-- SOURCE RECORDS --
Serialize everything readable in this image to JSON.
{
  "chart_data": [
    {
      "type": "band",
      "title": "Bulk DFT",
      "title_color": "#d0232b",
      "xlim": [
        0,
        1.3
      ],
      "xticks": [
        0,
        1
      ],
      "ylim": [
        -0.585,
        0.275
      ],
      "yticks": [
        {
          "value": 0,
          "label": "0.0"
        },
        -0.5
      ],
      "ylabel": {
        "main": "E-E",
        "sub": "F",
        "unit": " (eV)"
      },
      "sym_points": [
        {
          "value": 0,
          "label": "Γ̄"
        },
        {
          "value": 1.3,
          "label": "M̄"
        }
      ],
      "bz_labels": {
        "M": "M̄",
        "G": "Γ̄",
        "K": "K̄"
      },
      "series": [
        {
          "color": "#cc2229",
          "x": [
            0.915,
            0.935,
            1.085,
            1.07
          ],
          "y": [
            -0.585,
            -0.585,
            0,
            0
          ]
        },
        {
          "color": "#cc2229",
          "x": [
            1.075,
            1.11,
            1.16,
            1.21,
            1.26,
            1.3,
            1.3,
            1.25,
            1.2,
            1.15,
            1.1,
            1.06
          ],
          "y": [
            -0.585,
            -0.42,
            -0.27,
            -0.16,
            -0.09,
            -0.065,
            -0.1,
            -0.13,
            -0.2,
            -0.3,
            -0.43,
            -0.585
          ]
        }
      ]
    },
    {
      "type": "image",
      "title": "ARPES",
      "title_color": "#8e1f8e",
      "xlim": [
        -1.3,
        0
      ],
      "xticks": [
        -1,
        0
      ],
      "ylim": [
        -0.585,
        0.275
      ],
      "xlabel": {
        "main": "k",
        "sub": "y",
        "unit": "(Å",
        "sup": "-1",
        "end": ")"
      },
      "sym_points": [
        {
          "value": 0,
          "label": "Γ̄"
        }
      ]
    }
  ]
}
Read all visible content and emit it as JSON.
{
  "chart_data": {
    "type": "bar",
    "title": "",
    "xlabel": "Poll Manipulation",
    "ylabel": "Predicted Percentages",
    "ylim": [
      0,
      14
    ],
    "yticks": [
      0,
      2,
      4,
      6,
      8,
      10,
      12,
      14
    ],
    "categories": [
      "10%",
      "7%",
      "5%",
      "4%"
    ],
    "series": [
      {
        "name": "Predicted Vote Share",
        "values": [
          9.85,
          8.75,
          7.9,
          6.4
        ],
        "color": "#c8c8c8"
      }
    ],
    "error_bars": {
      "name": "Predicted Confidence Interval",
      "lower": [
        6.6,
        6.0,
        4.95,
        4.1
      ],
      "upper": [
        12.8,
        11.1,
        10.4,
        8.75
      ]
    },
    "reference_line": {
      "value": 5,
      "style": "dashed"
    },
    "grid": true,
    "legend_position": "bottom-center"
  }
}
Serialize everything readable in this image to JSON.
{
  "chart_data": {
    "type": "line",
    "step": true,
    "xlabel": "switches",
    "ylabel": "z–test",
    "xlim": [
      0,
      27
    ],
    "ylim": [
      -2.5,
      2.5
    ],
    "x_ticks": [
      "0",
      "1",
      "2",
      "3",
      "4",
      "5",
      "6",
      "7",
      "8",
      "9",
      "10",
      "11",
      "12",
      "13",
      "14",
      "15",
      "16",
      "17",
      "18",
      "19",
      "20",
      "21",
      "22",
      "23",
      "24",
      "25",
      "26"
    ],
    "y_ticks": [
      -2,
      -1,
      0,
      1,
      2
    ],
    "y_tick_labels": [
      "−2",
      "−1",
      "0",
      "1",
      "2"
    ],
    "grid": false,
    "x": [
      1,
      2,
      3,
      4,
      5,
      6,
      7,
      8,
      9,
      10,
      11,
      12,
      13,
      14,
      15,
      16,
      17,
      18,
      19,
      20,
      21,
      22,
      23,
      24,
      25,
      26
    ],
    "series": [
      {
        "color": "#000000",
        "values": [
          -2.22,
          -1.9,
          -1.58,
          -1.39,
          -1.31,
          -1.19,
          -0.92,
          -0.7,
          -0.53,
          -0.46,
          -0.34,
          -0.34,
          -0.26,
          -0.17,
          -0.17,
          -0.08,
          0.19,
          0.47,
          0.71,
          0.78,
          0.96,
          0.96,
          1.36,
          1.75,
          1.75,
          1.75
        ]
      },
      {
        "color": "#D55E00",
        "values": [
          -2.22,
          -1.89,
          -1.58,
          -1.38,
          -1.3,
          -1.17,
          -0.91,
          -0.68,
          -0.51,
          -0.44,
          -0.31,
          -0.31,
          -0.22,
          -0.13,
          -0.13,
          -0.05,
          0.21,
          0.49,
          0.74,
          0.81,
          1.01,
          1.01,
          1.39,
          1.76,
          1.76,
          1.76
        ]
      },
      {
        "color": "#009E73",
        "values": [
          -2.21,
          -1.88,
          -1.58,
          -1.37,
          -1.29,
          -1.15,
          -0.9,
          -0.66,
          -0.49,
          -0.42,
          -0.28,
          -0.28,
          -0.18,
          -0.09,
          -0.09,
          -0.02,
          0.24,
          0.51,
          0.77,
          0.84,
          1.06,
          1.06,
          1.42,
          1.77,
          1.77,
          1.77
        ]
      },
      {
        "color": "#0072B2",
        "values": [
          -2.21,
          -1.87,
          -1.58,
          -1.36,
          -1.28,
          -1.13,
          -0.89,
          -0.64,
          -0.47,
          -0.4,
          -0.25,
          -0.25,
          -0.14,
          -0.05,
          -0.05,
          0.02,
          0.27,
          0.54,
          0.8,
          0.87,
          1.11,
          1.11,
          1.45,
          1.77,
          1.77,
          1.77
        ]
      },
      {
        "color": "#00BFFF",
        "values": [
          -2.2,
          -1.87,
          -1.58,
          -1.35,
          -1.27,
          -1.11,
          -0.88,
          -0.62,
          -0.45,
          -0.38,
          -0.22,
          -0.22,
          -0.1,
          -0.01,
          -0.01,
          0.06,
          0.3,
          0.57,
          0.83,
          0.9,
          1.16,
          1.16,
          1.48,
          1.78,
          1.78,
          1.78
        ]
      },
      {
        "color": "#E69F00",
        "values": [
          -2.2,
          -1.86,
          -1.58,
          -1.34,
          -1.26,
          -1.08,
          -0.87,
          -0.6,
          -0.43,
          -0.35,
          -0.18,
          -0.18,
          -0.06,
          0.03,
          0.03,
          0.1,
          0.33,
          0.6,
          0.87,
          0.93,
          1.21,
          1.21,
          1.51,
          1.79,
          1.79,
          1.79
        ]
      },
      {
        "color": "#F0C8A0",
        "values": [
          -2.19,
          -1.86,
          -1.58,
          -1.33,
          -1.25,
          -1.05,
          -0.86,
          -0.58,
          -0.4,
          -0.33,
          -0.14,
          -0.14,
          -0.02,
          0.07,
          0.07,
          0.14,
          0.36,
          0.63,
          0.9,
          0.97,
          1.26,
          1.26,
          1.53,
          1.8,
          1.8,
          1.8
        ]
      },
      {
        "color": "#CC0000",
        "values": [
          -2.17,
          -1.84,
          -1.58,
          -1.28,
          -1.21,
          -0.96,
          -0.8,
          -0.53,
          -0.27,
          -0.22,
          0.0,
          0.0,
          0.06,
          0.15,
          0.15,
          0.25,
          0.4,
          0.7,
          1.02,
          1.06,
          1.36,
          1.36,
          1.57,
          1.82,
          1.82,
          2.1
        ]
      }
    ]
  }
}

-- WHAT TO DO --
Every line of the data above should be reproduced word for word.

-- COMPLETE RESPONSE --
Serialize everything readable in this image to JSON.
{
  "chart_data": [
    {
      "type": "band",
      "title": "Bulk DFT",
      "title_color": "#d0232b",
      "xlim": [
        0,
        1.3
      ],
      "xticks": [
        0,
        1
      ],
      "ylim": [
        -0.585,
        0.275
      ],
      "yticks": [
        {
          "value": 0,
          "label": "0.0"
        },
        -0.5
      ],
      "ylabel": {
        "main": "E-E",
        "sub": "F",
        "unit": " (eV)"
      },
      "sym_points": [
        {
          "value": 0,
          "label": "Γ̄"
        },
        {
          "value": 1.3,
          "label": "M̄"
        }
      ],
      "bz_labels": {
        "M": "M̄",
        "G": "Γ̄",
        "K": "K̄"
      },
      "series": [
        {
          "color": "#cc2229",
          "x": [
            0.915,
            0.935,
            1.085,
            1.07
          ],
          "y": [
            -0.585,
            -0.585,
            0,
            0
          ]
        },
        {
          "color": "#cc2229",
          "x": [
            1.075,
            1.11,
            1.16,
            1.21,
            1.26,
            1.3,
            1.3,
            1.25,
            1.2,
            1.15,
            1.1,
            1.06
          ],
          "y": [
            -0.585,
            -0.42,
            -0.27,
            -0.16,
            -0.09,
            -0.065,
            -0.1,
            -0.13,
            -0.2,
            -0.3,
            -0.43,
            -0.585
          ]
        }
      ]
    },
    {
      "type": "image",
      "title": "ARPES",
      "title_color": "#8e1f8e",
      "xlim": [
        -1.3,
        0
      ],
      "xticks": [
        -1,
        0
      ],
      "ylim": [
        -0.585,
        0.275
      ],
      "xlabel": {
        "main": "k",
        "sub": "y",
        "unit": "(Å",
        "sup": "-1",
        "end": ")"
      },
      "sym_points": [
        {
          "value": 0,
          "label": "Γ̄"
        }
      ]
    }
  ]
}
Read all visible content and emit it as JSON.
{
  "chart_data": {
    "type": "bar",
    "title": "",
    "xlabel": "Poll Manipulation",
    "ylabel": "Predicted Percentages",
    "ylim": [
      0,
      14
    ],
    "yticks": [
      0,
      2,
      4,
      6,
      8,
      10,
      12,
      14
    ],
    "categories": [
      "10%",
      "7%",
      "5%",
      "4%"
    ],
    "series": [
      {
        "name": "Predicted Vote Share",
        "values": [
          9.85,
          8.75,
          7.9,
          6.4
        ],
        "color": "#c8c8c8"
      }
    ],
    "error_bars": {
      "name": "Predicted Confidence Interval",
      "lower": [
        6.6,
        6.0,
        4.95,
        4.1
      ],
      "upper": [
        12.8,
        11.1,
        10.4,
        8.75
      ]
    },
    "reference_line": {
      "value": 5,
      "style": "dashed"
    },
    "grid": true,
    "legend_position": "bottom-center"
  }
}
Serialize everything readable in this image to JSON.
{
  "chart_data": {
    "type": "line",
    "step": true,
    "xlabel": "switches",
    "ylabel": "z–test",
    "xlim": [
      0,
      27
    ],
    "ylim": [
      -2.5,
      2.5
    ],
    "x_ticks": [
      "0",
      "1",
      "2",
      "3",
      "4",
      "5",
      "6",
      "7",
      "8",
      "9",
      "10",
      "11",
      "12",
      "13",
      "14",
      "15",
      "16",
      "17",
      "18",
      "19",
      "20",
      "21",
      "22",
      "23",
      "24",
      "25",
      "26"
    ],
    "y_ticks": [
      -2,
      -1,
      0,
      1,
      2
    ],
    "y_tick_labels": [
      "−2",
      "−1",
      "0",
      "1",
      "2"
    ],
    "grid": false,
    "x": [
      1,
      2,
      3,
      4,
      5,
      6,
      7,
      8,
      9,
      10,
      11,
      12,
      13,
      14,
      15,
      16,
      17,
      18,
      19,
      20,
      21,
      22,
      23,
      24,
      25,
      26
    ],
    "series": [
      {
        "color": "#000000",
        "values": [
          -2.22,
          -1.9,
          -1.58,
          -1.39,
          -1.31,
          -1.19,
          -0.92,
          -0.7,
          -0.53,
          -0.46,
          -0.34,
          -0.34,
          -0.26,
          -0.17,
          -0.17,
          -0.08,
          0.19,
          0.47,
          0.71,
          0.78,
          0.96,
          0.96,
          1.36,
          1.75,
          1.75,
          1.75
        ]
      },
      {
        "color": "#D55E00",
        "values": [
          -2.22,
          -1.89,
          -1.58,
          -1.38,
          -1.3,
          -1.17,
          -0.91,
          -0.68,
          -0.51,
          -0.44,
          -0.31,
          -0.31,
          -0.22,
          -0.13,
          -0.13,
          -0.05,
          0.21,
          0.49,
          0.74,
          0.81,
          1.01,
          1.01,
          1.39,
          1.76,
          1.76,
          1.76
        ]
      },
      {
        "color": "#009E73",
        "values": [
          -2.21,
          -1.88,
          -1.58,
          -1.37,
          -1.29,
          -1.15,
          -0.9,
          -0.66,
          -0.49,
          -0.42,
          -0.28,
          -0.28,
          -0.18,
          -0.09,
          -0.09,
          -0.02,
          0.24,
          0.51,
          0.77,
          0.84,
          1.06,
          1.06,
          1.42,
          1.77,
          1.77,
          1.77
        ]
      },
      {
        "color": "#0072B2",
        "values": [
          -2.21,
          -1.87,
          -1.58,
          -1.36,
          -1.28,
          -1.13,
          -0.89,
          -0.64,
          -0.47,
          -0.4,
          -0.25,
          -0.25,
          -0.14,
          -0.05,
          -0.05,
          0.02,
          0.27,
          0.54,
          0.8,
          0.87,
          1.11,
          1.11,
          1.45,
          1.77,
          1.77,
          1.77
        ]
      },
      {
        "color": "#00BFFF",
        "values": [
          -2.2,
          -1.87,
          -1.58,
          -1.35,
          -1.27,
          -1.11,
          -0.88,
          -0.62,
          -0.45,
          -0.38,
          -0.22,
          -0.22,
          -0.1,
          -0.01,
          -0.01,
          0.06,
          0.3,
          0.57,
          0.83,
          0.9,
          1.16,
          1.16,
          1.48,
          1.78,
          1.78,
          1.78
        ]
      },
      {
        "color": "#E69F00",
        "values": [
          -2.2,
          -1.86,
          -1.58,
          -1.34,
          -1.26,
          -1.08,
          -0.87,
          -0.6,
          -0.43,
          -0.35,
          -0.18,
          -0.18,
          -0.06,
          0.03,
          0.03,
          0.1,
          0.33,
          0.6,
          0.87,
          0.93,
          1.21,
          1.21,
          1.51,
          1.79,
          1.79,
          1.79
        ]
      },
      {
        "color": "#F0C8A0",
        "values": [
          -2.19,
          -1.86,
          -1.58,
          -1.33,
          -1.25,
          -1.05,
          -0.86,
          -0.58,
          -0.4,
          -0.33,
          -0.14,
          -0.14,
          -0.02,
          0.07,
          0.07,
          0.14,
          0.36,
          0.63,
          0.9,
          0.97,
          1.26,
          1.26,
          1.53,
          1.8,
          1.8,
          1.8
        ]
      },
      {
        "color": "#CC0000",
        "values": [
          -2.17,
          -1.84,
          -1.58,
          -1.28,
          -1.21,
          -0.96,
          -0.8,
          -0.53,
          -0.27,
          -0.22,
          0.0,
          0.0,
          0.06,
          0.15,
          0.15,
          0.25,
          0.4,
          0.7,
          1.02,
          1.06,
          1.36,
          1.36,
          1.57,
          1.82,
          1.82,
          2.1
        ]
      }
    ]
  }
}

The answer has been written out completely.